— Begin Given text —

Arc Raiders is built around tension, risk, and the constant possibility that another squad might betray you or camp your extraction point. Some players think that is part of the fun. Others hate it and would rather see clearer rules about what is considered acceptable behavior. A fake intel terminal that takes sides without any real information only adds more fuel to that argument.

There is also the basic issue of context. Arc Raiders is not a game with lasting, account wide moral consequences. There is no built in karma system, no official bounty board, and no in game reputation tracking for betrayal. Trying to bolt a community driven morality system on top of that quickly gets awkward. At best, it is a roleplay gimmick. At worst, it becomes a reason to harass people who never did anything wrong.

— End Given text —
— Begin Collected data —

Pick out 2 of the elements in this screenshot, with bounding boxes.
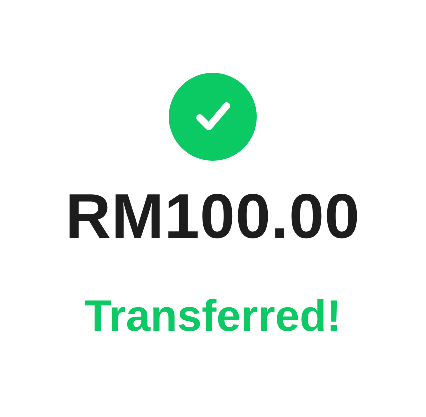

— End Collected data —

> [To-do list]
a) From the Arc Raiders text, write out the section starting with "There is also" and going on through "did anything wrong.".
b) Answer these questions about the Arc Raiders text:
(i) What two things might another squad do to you?
(ii) What three things does the game lack, according to the sentence that begins "There is no built in karma system"?
(iii) At worst, what does a community-driven morality system become?
c) Write the next part of the Arc Raiders text, picking up after its last sentence.

> [Solved problems]
a)
There is also the basic issue of context. Arc Raiders is not a game with lasting, account wide moral consequences. There is no built in karma system, no official bounty board, and no in game reputation tracking for betrayal. Trying to bolt a community driven morality system on top of that quickly gets awkward. At best, it is a roleplay gimmick. At worst, it becomes a reason to harass people who never did anything wrong.

b)
(i) Betray you or camp your extraction point.
(ii) A built-in karma system, an official bounty board, and in-game reputation tracking for betrayal.
(iii) A reason to harass people who never did anything wrong.

c)
What Players Should Do Instead

For now, the best thing Arc Raiders fans can do is simple. If you see someone treating The Speranza Watchlist like a real source of information, let them know it is a satire tool filled with random data. It is fine to enjoy it as a bit of flavor or roleplay, but it should never be used as proof that someone is a griefer or deserves to be targeted.

Players who want a cleaner experience still have plenty of options. You can squad up only with friends, use in game tools to avoid people you do not like, or build your own private lists and share them within small groups. Those are all normal parts of online gaming culture and do not create a fake aura of authority for a made up database.

In the end, Arc Raiders lives or dies on whether its raids feel intense, fair, and worth coming back to. A fake watchlist cannot actually tell you who the bad guys are. Only your own in game encounters can do that. So treat The Speranza Watchlist as what it really is: a clever joke, not a justice system.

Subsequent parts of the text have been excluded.